• [What is required]: Tally the lines that contain the string "style" and state that total without comment.

• [Records for the exercise]:

· · · · · · ·

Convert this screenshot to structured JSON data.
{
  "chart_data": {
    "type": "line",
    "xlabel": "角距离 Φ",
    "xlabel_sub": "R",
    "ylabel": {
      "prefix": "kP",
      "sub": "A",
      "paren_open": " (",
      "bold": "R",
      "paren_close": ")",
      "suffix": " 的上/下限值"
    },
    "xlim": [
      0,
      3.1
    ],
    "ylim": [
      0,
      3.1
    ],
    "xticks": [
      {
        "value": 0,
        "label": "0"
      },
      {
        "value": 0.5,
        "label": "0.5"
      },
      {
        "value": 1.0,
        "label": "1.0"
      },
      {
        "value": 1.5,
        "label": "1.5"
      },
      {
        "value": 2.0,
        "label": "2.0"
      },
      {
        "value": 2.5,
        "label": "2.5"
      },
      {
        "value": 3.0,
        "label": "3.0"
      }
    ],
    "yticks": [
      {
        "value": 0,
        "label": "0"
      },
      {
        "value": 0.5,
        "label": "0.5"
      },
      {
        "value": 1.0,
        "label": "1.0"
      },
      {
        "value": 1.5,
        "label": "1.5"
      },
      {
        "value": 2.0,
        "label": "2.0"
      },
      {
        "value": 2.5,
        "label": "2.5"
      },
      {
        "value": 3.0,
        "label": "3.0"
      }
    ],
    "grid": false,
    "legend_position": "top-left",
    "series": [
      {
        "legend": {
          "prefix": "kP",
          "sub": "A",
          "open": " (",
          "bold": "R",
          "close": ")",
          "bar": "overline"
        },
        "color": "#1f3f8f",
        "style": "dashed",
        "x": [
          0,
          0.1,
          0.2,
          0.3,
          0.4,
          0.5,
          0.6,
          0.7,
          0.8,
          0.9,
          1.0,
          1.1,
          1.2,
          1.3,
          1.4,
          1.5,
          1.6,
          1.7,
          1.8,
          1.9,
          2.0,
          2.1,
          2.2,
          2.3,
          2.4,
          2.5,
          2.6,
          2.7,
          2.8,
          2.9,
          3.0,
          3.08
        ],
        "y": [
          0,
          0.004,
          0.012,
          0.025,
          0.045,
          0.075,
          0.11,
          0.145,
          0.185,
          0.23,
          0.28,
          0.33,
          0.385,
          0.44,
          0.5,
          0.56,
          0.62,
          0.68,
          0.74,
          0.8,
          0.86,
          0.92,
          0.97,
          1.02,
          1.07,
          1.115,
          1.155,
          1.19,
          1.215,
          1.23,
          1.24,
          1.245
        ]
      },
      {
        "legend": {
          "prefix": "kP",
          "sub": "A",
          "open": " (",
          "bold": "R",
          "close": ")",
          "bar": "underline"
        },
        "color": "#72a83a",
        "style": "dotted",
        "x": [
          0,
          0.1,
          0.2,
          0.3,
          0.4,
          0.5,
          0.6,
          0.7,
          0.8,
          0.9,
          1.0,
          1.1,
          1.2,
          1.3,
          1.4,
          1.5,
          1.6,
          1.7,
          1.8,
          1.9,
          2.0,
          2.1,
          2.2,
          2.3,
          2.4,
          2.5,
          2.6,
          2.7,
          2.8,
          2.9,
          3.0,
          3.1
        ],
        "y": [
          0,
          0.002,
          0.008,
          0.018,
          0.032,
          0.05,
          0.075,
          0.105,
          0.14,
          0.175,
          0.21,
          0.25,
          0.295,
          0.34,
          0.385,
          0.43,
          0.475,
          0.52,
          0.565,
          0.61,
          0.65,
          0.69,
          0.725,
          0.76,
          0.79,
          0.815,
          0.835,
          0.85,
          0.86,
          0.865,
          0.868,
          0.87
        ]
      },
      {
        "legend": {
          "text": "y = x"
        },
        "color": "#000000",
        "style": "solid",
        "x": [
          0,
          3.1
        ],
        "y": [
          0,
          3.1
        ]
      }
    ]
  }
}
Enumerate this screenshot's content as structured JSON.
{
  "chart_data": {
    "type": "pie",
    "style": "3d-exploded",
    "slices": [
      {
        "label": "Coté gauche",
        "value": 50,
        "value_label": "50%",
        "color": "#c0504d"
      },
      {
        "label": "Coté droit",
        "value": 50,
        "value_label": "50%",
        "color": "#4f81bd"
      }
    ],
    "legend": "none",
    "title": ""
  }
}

· · · · · · ·

• [Reply]: 4